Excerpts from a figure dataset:
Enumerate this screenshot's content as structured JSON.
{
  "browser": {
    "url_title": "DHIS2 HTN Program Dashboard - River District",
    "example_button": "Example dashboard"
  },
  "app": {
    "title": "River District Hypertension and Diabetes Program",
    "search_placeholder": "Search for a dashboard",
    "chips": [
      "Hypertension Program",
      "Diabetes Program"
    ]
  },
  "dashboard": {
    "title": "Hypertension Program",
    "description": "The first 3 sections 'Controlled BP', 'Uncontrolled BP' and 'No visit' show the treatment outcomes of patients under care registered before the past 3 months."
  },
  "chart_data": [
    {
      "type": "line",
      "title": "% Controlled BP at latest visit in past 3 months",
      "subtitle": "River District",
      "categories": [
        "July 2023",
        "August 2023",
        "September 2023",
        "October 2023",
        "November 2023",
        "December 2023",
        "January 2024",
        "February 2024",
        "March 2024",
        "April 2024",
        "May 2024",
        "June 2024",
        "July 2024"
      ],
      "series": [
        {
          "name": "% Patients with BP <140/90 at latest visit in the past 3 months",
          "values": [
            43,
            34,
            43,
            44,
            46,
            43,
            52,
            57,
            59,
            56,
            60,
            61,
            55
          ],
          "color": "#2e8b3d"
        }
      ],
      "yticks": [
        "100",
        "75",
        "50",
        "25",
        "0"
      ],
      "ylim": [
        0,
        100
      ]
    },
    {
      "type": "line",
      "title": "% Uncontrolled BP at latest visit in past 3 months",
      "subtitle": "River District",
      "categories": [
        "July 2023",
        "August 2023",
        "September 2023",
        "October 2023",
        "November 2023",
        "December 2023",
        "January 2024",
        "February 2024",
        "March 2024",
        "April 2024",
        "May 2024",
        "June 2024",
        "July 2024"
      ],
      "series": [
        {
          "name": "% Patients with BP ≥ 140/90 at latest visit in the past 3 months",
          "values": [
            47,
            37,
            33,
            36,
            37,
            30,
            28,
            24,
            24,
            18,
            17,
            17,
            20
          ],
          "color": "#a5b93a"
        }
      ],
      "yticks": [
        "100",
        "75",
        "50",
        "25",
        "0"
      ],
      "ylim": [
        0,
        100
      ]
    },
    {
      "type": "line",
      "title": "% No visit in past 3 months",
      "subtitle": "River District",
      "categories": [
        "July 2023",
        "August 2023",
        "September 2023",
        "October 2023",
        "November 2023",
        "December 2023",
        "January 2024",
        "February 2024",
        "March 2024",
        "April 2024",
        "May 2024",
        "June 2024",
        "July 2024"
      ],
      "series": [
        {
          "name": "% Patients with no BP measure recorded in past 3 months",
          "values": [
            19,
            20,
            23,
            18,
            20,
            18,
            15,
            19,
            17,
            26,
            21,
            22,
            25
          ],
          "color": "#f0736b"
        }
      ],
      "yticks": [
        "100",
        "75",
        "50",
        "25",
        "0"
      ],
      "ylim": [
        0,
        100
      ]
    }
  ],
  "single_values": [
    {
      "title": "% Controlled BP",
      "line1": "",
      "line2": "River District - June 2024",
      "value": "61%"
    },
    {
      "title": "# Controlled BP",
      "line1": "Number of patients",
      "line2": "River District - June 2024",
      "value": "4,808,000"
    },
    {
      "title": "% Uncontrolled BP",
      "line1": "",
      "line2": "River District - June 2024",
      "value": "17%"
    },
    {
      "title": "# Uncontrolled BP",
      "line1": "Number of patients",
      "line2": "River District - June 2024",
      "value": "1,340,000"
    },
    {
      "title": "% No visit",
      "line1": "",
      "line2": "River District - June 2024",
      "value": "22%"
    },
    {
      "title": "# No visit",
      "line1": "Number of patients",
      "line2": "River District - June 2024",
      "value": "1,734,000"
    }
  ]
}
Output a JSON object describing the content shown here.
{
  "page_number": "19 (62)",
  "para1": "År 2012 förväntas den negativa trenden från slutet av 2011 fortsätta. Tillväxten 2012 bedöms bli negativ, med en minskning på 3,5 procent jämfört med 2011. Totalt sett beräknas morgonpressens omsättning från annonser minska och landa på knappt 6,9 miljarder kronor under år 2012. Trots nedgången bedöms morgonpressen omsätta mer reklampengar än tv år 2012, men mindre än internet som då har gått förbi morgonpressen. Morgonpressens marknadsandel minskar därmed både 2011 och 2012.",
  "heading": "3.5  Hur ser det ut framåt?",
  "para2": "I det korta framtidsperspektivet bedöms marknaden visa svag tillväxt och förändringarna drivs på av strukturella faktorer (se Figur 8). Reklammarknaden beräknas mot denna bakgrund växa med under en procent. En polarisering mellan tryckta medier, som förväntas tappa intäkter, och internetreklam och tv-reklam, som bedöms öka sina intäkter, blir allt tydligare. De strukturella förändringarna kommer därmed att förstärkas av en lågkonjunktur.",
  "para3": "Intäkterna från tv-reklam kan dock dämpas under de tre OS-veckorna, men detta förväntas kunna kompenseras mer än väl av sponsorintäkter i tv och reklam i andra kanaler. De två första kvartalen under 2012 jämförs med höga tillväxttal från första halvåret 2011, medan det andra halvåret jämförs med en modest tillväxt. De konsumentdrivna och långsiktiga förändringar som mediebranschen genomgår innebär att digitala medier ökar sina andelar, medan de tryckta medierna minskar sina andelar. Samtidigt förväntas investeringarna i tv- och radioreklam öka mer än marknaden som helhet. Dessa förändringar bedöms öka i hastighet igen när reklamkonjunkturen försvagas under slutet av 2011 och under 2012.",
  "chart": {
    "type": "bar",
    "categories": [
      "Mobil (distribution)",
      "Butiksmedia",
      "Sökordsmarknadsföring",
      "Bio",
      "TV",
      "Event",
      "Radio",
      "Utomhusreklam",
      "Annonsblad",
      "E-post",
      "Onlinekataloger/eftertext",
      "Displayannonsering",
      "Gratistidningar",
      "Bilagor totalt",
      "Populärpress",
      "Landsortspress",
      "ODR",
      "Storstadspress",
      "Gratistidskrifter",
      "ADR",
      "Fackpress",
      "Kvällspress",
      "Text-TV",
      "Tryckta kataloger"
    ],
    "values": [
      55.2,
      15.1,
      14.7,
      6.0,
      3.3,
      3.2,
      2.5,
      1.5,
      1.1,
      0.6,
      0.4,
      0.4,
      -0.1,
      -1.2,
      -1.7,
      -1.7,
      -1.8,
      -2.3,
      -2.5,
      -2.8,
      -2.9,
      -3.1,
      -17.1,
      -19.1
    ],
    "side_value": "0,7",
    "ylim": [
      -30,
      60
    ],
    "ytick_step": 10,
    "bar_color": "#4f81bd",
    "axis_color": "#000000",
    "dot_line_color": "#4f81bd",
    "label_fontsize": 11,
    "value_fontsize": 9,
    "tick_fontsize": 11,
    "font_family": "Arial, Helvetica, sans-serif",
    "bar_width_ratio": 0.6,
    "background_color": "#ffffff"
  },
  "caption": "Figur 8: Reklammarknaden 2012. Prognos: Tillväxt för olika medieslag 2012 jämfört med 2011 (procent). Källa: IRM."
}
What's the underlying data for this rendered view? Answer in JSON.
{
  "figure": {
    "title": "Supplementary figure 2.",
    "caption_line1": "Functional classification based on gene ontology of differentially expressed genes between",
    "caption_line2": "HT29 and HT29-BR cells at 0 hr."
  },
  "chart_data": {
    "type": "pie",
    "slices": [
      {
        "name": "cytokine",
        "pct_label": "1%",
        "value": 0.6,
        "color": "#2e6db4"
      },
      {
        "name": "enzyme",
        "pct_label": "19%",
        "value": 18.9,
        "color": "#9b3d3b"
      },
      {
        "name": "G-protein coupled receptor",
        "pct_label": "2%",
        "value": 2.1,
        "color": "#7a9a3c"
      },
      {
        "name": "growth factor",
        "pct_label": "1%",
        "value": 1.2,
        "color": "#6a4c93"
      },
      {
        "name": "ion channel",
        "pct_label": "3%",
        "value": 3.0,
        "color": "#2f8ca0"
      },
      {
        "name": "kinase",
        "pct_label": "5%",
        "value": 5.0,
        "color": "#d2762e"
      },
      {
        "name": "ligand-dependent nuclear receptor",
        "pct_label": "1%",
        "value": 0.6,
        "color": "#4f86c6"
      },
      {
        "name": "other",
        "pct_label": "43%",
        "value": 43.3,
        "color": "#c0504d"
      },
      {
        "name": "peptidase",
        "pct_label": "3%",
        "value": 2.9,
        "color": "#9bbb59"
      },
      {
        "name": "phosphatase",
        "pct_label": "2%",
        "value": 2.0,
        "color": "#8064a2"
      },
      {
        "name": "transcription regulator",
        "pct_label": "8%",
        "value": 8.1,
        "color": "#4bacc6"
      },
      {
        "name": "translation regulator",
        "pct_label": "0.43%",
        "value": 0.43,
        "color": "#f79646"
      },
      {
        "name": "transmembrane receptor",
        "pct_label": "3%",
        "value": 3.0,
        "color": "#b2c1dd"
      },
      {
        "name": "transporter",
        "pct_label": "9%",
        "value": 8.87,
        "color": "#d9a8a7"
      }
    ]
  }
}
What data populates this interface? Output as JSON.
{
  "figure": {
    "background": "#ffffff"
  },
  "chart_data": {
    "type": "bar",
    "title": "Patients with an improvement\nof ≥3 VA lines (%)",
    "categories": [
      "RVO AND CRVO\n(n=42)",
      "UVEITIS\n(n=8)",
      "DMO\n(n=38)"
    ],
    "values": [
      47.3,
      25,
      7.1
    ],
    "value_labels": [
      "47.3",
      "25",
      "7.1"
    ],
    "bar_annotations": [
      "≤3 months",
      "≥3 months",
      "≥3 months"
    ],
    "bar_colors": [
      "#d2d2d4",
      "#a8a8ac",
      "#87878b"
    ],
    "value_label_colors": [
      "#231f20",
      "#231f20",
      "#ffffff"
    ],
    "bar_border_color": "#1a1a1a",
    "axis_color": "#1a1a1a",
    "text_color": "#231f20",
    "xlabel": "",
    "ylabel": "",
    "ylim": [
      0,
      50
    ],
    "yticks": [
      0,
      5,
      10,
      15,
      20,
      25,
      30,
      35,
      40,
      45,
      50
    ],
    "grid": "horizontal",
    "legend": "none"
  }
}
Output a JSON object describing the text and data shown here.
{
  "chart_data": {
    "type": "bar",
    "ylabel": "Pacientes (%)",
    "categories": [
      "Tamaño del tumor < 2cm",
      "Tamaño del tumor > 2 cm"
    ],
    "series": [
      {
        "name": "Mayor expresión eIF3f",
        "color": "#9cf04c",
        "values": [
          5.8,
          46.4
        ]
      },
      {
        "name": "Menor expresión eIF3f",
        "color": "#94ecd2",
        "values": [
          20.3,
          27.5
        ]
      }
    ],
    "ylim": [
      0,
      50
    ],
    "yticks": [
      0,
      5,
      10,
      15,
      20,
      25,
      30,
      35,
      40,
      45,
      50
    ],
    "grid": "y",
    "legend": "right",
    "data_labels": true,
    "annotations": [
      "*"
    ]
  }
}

* [EXERCISE BRIEF] Output the line containing "Output a JSON object describing the text" together with all later lines of the entries, exactly as written, through the final line.

* [ANSWER SPACE]
Output a JSON object describing the text and data shown here.
{
  "chart_data": {
    "type": "bar",
    "ylabel": "Pacientes (%)",
    "categories": [
      "Tamaño del tumor < 2cm",
      "Tamaño del tumor > 2 cm"
    ],
    "series": [
      {
        "name": "Mayor expresión eIF3f",
        "color": "#9cf04c",
        "values": [
          5.8,
          46.4
        ]
      },
      {
        "name": "Menor expresión eIF3f",
        "color": "#94ecd2",
        "values": [
          20.3,
          27.5
        ]
      }
    ],
    "ylim": [
      0,
      50
    ],
    "yticks": [
      0,
      5,
      10,
      15,
      20,
      25,
      30,
      35,
      40,
      45,
      50
    ],
    "grid": "y",
    "legend": "right",
    "data_labels": true,
    "annotations": [
      "*"
    ]
  }
}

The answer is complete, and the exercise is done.